EXERCISE PROMPT: Below are some entries. Copy each line that holds the string "Plan".
-- begin DATA SHOWN --
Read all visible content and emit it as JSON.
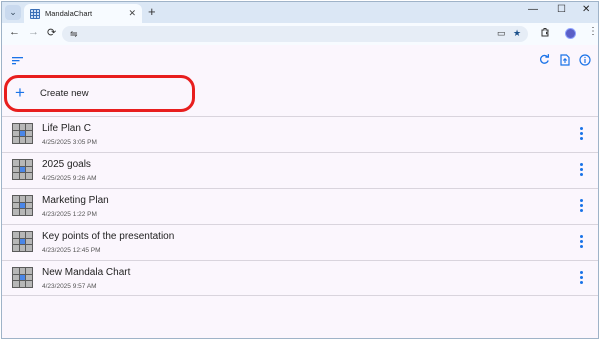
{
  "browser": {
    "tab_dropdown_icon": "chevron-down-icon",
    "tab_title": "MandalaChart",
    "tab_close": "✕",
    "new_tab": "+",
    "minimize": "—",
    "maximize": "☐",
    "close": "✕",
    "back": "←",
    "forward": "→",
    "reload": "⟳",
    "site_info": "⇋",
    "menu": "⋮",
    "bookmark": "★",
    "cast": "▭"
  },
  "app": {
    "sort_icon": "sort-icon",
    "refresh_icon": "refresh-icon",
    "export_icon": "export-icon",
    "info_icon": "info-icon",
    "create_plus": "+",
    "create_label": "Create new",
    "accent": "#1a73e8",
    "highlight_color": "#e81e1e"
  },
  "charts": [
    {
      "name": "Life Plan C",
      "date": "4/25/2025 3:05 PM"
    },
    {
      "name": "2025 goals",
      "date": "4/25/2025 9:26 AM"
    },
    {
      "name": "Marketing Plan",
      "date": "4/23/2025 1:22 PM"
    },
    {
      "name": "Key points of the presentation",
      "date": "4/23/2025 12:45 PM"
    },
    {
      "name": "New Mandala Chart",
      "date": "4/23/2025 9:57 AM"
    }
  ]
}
-- end DATA SHOWN --
-- begin DATA SHOWN --
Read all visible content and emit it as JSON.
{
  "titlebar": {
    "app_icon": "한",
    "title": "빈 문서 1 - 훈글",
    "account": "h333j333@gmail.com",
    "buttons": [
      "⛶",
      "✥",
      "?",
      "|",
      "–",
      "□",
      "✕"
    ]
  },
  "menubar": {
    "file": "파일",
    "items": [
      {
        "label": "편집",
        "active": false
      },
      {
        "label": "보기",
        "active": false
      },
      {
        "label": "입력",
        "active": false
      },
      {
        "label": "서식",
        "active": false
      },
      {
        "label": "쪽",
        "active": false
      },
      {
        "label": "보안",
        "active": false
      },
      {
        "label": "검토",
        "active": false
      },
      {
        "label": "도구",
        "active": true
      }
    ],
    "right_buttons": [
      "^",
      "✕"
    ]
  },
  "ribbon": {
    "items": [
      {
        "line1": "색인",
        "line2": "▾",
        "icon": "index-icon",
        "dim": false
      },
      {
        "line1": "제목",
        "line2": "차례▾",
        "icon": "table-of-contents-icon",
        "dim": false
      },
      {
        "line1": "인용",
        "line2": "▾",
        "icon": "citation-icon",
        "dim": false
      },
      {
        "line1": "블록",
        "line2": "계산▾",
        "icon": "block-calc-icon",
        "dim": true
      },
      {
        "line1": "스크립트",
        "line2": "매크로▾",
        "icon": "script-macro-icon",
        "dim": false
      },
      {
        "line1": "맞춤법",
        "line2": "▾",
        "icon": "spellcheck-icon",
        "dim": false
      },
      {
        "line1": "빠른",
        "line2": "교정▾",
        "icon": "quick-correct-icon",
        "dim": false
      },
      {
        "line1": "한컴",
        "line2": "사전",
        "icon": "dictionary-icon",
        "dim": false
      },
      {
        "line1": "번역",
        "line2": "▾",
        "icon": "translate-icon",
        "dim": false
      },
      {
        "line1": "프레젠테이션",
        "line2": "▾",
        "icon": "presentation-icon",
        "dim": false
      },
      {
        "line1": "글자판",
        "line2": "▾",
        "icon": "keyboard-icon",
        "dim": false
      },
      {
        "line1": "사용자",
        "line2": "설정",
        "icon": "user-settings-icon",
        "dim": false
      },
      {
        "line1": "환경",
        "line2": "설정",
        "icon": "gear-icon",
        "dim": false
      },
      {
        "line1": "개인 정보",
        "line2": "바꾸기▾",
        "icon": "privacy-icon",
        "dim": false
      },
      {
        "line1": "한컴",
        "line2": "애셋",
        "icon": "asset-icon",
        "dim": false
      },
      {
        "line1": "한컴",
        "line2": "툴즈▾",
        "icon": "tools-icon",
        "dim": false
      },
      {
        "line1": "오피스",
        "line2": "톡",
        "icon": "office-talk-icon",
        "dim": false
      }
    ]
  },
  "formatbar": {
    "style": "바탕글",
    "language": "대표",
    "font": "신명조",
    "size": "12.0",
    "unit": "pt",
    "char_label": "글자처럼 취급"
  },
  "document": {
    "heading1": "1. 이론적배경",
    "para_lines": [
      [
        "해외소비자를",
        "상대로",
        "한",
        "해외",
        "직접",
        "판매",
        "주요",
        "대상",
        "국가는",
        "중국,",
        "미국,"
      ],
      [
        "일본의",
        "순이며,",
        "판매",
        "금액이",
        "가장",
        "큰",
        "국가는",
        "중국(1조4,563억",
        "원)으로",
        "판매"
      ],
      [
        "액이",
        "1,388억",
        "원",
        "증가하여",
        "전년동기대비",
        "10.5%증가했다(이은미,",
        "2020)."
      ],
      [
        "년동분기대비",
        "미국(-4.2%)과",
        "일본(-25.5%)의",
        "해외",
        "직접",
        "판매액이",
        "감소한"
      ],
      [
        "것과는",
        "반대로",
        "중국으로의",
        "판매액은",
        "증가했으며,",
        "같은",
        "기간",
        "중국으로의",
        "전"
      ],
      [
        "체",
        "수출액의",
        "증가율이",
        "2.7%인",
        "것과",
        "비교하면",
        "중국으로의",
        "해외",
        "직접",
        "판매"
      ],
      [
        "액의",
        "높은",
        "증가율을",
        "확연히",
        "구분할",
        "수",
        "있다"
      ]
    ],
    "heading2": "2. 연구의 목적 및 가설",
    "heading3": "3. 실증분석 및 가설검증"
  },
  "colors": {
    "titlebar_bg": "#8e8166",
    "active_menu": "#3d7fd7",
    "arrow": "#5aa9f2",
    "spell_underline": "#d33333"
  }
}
-- end DATA SHOWN --
RESULT OF THE EXERCISE:
      "name": "Life Plan C",
      "name": "Marketing Plan",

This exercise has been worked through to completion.